GIVEN PROBLEM: From the data that follows, copy every line holding the string "enfants".

RECORDS FOR THE TASK:
## START
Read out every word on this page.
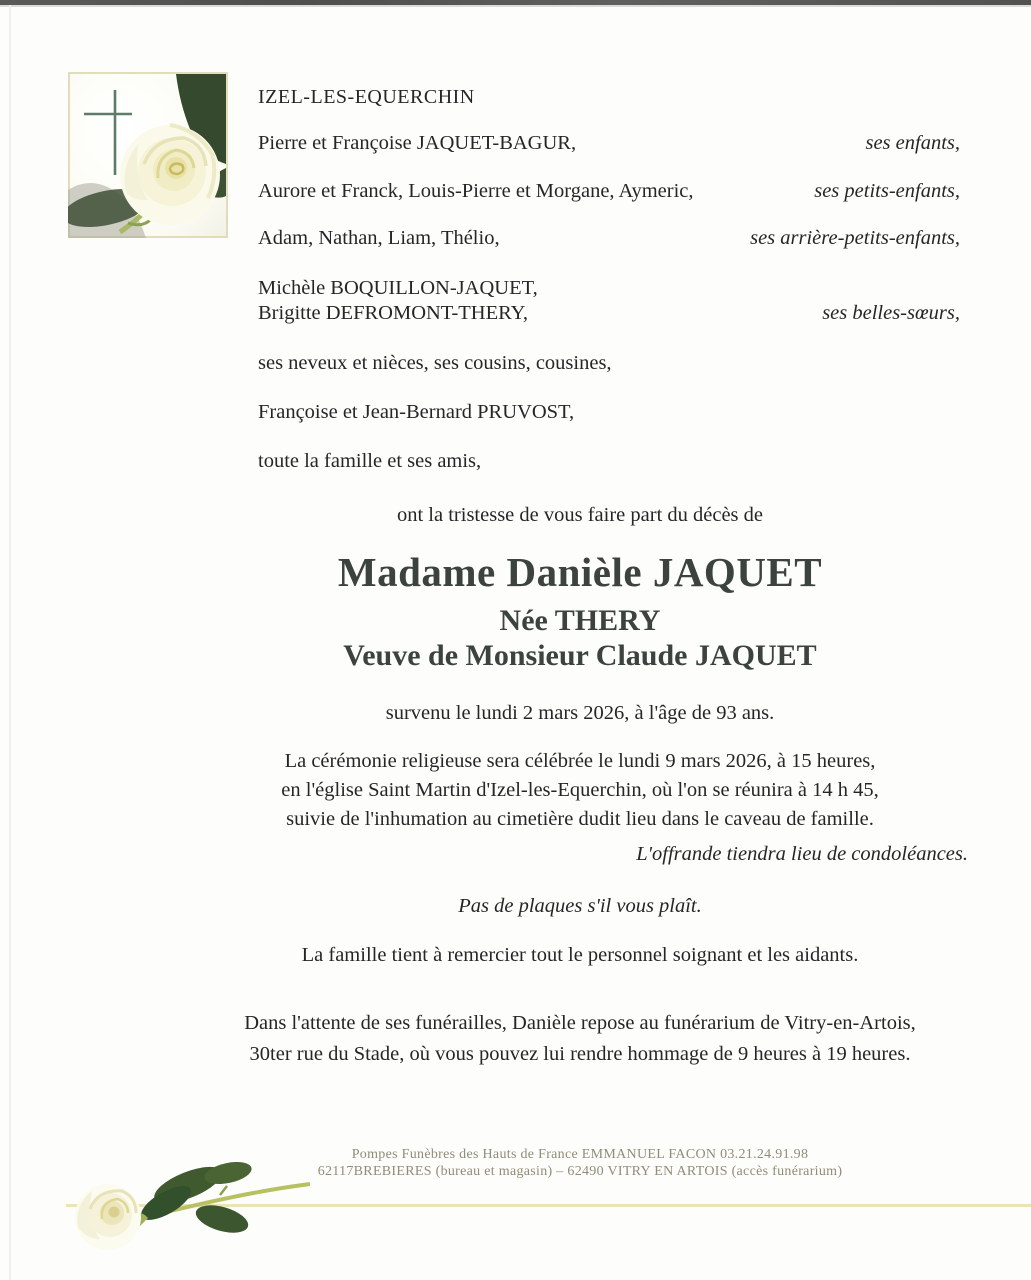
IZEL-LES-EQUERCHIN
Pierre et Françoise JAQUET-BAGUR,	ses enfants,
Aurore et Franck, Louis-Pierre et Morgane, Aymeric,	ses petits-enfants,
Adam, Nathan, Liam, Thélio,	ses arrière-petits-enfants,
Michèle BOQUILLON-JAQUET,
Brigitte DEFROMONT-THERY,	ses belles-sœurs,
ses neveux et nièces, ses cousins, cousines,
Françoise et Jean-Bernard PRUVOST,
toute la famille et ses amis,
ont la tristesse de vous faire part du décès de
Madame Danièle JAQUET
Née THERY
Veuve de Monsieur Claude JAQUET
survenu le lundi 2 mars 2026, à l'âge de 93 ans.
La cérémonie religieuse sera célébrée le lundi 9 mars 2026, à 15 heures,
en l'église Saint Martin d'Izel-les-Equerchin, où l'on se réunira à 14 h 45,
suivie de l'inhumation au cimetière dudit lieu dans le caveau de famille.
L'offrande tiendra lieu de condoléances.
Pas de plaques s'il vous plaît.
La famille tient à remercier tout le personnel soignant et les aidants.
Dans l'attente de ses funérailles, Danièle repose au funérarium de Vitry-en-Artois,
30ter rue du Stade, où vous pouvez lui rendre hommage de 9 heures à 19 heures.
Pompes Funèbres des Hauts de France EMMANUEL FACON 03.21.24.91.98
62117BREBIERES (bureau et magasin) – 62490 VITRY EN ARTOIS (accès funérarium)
## END
## START
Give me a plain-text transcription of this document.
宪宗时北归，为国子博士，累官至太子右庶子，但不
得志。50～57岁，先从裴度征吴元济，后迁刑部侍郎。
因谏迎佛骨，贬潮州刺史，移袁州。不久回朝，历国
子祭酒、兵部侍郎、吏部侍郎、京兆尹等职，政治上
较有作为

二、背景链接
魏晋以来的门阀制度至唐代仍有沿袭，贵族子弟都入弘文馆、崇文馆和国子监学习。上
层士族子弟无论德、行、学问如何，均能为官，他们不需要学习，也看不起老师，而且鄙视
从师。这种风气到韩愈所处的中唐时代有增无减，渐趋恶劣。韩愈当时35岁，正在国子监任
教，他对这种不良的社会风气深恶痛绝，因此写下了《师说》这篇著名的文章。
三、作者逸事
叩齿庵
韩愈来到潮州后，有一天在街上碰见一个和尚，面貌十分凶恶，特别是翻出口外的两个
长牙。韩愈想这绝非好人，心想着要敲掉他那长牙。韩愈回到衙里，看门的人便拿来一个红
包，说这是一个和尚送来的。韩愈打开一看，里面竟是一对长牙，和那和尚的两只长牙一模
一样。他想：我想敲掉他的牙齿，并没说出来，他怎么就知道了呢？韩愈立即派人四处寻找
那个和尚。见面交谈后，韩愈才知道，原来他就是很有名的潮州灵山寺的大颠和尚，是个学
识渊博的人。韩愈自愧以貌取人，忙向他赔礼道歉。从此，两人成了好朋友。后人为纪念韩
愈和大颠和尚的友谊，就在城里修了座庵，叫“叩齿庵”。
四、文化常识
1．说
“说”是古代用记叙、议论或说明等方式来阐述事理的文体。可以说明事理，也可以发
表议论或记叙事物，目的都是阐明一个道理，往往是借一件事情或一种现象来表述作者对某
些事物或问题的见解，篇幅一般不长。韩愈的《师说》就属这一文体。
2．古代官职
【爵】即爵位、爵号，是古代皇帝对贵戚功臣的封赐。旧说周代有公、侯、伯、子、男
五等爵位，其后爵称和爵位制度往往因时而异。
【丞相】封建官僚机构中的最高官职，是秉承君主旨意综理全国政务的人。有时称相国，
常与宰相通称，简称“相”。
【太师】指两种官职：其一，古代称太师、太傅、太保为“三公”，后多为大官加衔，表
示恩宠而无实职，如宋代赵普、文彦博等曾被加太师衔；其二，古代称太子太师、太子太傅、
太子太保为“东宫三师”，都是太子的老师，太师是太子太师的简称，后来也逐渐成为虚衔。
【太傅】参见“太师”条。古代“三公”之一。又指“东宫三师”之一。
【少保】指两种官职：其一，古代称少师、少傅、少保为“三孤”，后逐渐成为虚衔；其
## END
RESULT OF THIS EXERCISE:
Pierre et Françoise JAQUET-BAGUR,	ses enfants,
Aurore et Franck, Louis-Pierre et Morgane, Aymeric,	ses petits-enfants,
Adam, Nathan, Liam, Thélio,	ses arrière-petits-enfants,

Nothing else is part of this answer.